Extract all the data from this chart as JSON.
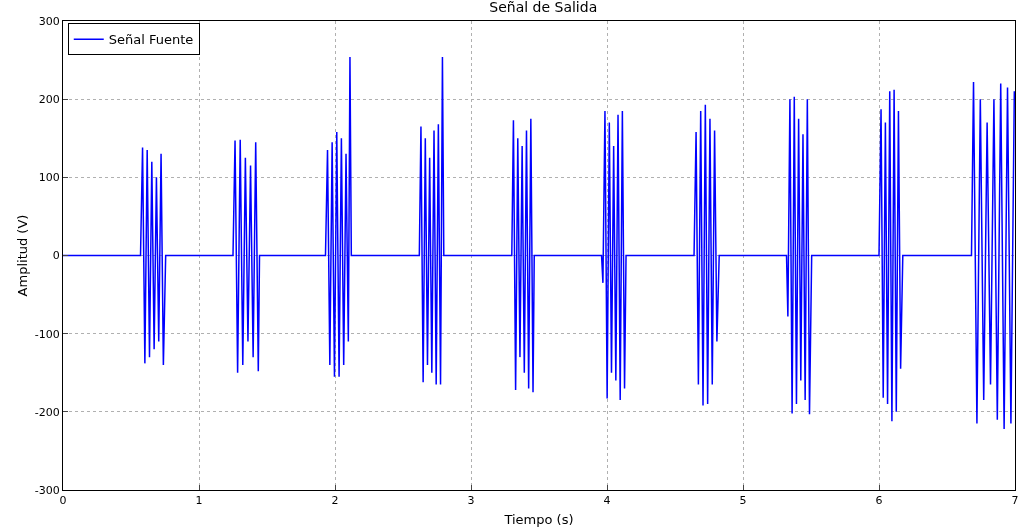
{
  "chart_data": {
    "type": "line",
    "title": "Señal de Salida",
    "xlabel": "Tiempo (s)",
    "ylabel": "Amplitud (V)",
    "xlim": [
      0,
      7
    ],
    "xticks": [
      0,
      1,
      2,
      3,
      4,
      5,
      6,
      7
    ],
    "ylim": [
      -300,
      300
    ],
    "yticks": [
      -300,
      -200,
      -100,
      0,
      100,
      200,
      300
    ],
    "grid": true,
    "legend": "top left",
    "marker": "none",
    "line_style": "solid",
    "series": [
      {
        "name": "Señal Fuente",
        "color": "#0000ff",
        "x": [
          0,
          0.57,
          0.585,
          0.602,
          0.619,
          0.636,
          0.653,
          0.67,
          0.687,
          0.704,
          0.721,
          0.738,
          0.755,
          1.25,
          1.265,
          1.284,
          1.303,
          1.322,
          1.341,
          1.36,
          1.379,
          1.398,
          1.417,
          1.436,
          1.445,
          1.93,
          1.945,
          1.962,
          1.979,
          1.996,
          2.013,
          2.03,
          2.047,
          2.064,
          2.081,
          2.098,
          2.11,
          2.12,
          2.62,
          2.632,
          2.648,
          2.664,
          2.68,
          2.696,
          2.712,
          2.728,
          2.744,
          2.76,
          2.776,
          2.79,
          2.8,
          3.3,
          3.312,
          3.328,
          3.344,
          3.36,
          3.376,
          3.392,
          3.408,
          3.424,
          3.44,
          3.456,
          3.465,
          3.96,
          3.97,
          3.985,
          4.001,
          4.017,
          4.033,
          4.049,
          4.065,
          4.081,
          4.097,
          4.113,
          4.129,
          4.14,
          4.64,
          4.655,
          4.672,
          4.689,
          4.706,
          4.723,
          4.74,
          4.757,
          4.774,
          4.791,
          4.808,
          4.825,
          5.32,
          5.33,
          5.345,
          5.361,
          5.377,
          5.393,
          5.409,
          5.425,
          5.441,
          5.457,
          5.473,
          5.489,
          5.505,
          6.0,
          6.015,
          6.031,
          6.047,
          6.063,
          6.079,
          6.095,
          6.111,
          6.127,
          6.143,
          6.159,
          6.175,
          6.68,
          6.695,
          6.72,
          6.745,
          6.77,
          6.795,
          6.82,
          6.845,
          6.87,
          6.895,
          6.92,
          6.945,
          6.97,
          6.995
        ],
        "values": [
          0,
          0,
          138,
          -138,
          135,
          -130,
          120,
          -120,
          100,
          -110,
          130,
          -140,
          0,
          0,
          147,
          -150,
          148,
          -140,
          125,
          -110,
          115,
          -130,
          145,
          -148,
          0,
          0,
          135,
          -140,
          145,
          -155,
          158,
          -155,
          150,
          -140,
          130,
          -110,
          254,
          0,
          0,
          165,
          -162,
          150,
          -140,
          125,
          -150,
          160,
          -165,
          168,
          -165,
          254,
          0,
          0,
          173,
          -172,
          150,
          -130,
          140,
          -150,
          160,
          -170,
          175,
          -175,
          0,
          0,
          -35,
          185,
          -183,
          170,
          -150,
          140,
          -160,
          180,
          -185,
          185,
          -170,
          0,
          0,
          158,
          -165,
          185,
          -192,
          193,
          -190,
          175,
          -165,
          160,
          -110,
          0,
          0,
          -78,
          200,
          -202,
          203,
          -190,
          175,
          -160,
          155,
          -185,
          200,
          -203,
          0,
          0,
          187,
          -182,
          170,
          -190,
          210,
          -212,
          212,
          -200,
          185,
          -145,
          0,
          0,
          222,
          -215,
          200,
          -185,
          170,
          -165,
          200,
          -210,
          220,
          -222,
          215,
          -215,
          210
        ]
      }
    ]
  }
}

## What you should do
Transcribe each entry above exactly, apart from the pictures.

## Solution for this task
Extract all the data from this chart as JSON.
{
  "chart_data": {
    "type": "line",
    "title": "Señal de Salida",
    "xlabel": "Tiempo (s)",
    "ylabel": "Amplitud (V)",
    "xlim": [
      0,
      7
    ],
    "xticks": [
      0,
      1,
      2,
      3,
      4,
      5,
      6,
      7
    ],
    "ylim": [
      -300,
      300
    ],
    "yticks": [
      -300,
      -200,
      -100,
      0,
      100,
      200,
      300
    ],
    "grid": true,
    "legend": "top left",
    "marker": "none",
    "line_style": "solid",
    "series": [
      {
        "name": "Señal Fuente",
        "color": "#0000ff",
        "x": [
          0,
          0.57,
          0.585,
          0.602,
          0.619,
          0.636,
          0.653,
          0.67,
          0.687,
          0.704,
          0.721,
          0.738,
          0.755,
          1.25,
          1.265,
          1.284,
          1.303,
          1.322,
          1.341,
          1.36,
          1.379,
          1.398,
          1.417,
          1.436,
          1.445,
          1.93,
          1.945,
          1.962,
          1.979,
          1.996,
          2.013,
          2.03,
          2.047,
          2.064,
          2.081,
          2.098,
          2.11,
          2.12,
          2.62,
          2.632,
          2.648,
          2.664,
          2.68,
          2.696,
          2.712,
          2.728,
          2.744,
          2.76,
          2.776,
          2.79,
          2.8,
          3.3,
          3.312,
          3.328,
          3.344,
          3.36,
          3.376,
          3.392,
          3.408,
          3.424,
          3.44,
          3.456,
          3.465,
          3.96,
          3.97,
          3.985,
          4.001,
          4.017,
          4.033,
          4.049,
          4.065,
          4.081,
          4.097,
          4.113,
          4.129,
          4.14,
          4.64,
          4.655,
          4.672,
          4.689,
          4.706,
          4.723,
          4.74,
          4.757,
          4.774,
          4.791,
          4.808,
          4.825,
          5.32,
          5.33,
          5.345,
          5.361,
          5.377,
          5.393,
          5.409,
          5.425,
          5.441,
          5.457,
          5.473,
          5.489,
          5.505,
          6.0,
          6.015,
          6.031,
          6.047,
          6.063,
          6.079,
          6.095,
          6.111,
          6.127,
          6.143,
          6.159,
          6.175,
          6.68,
          6.695,
          6.72,
          6.745,
          6.77,
          6.795,
          6.82,
          6.845,
          6.87,
          6.895,
          6.92,
          6.945,
          6.97,
          6.995
        ],
        "values": [
          0,
          0,
          138,
          -138,
          135,
          -130,
          120,
          -120,
          100,
          -110,
          130,
          -140,
          0,
          0,
          147,
          -150,
          148,
          -140,
          125,
          -110,
          115,
          -130,
          145,
          -148,
          0,
          0,
          135,
          -140,
          145,
          -155,
          158,
          -155,
          150,
          -140,
          130,
          -110,
          254,
          0,
          0,
          165,
          -162,
          150,
          -140,
          125,
          -150,
          160,
          -165,
          168,
          -165,
          254,
          0,
          0,
          173,
          -172,
          150,
          -130,
          140,
          -150,
          160,
          -170,
          175,
          -175,
          0,
          0,
          -35,
          185,
          -183,
          170,
          -150,
          140,
          -160,
          180,
          -185,
          185,
          -170,
          0,
          0,
          158,
          -165,
          185,
          -192,
          193,
          -190,
          175,
          -165,
          160,
          -110,
          0,
          0,
          -78,
          200,
          -202,
          203,
          -190,
          175,
          -160,
          155,
          -185,
          200,
          -203,
          0,
          0,
          187,
          -182,
          170,
          -190,
          210,
          -212,
          212,
          -200,
          185,
          -145,
          0,
          0,
          222,
          -215,
          200,
          -185,
          170,
          -165,
          200,
          -210,
          220,
          -222,
          215,
          -215,
          210
        ]
      }
    ]
  }
}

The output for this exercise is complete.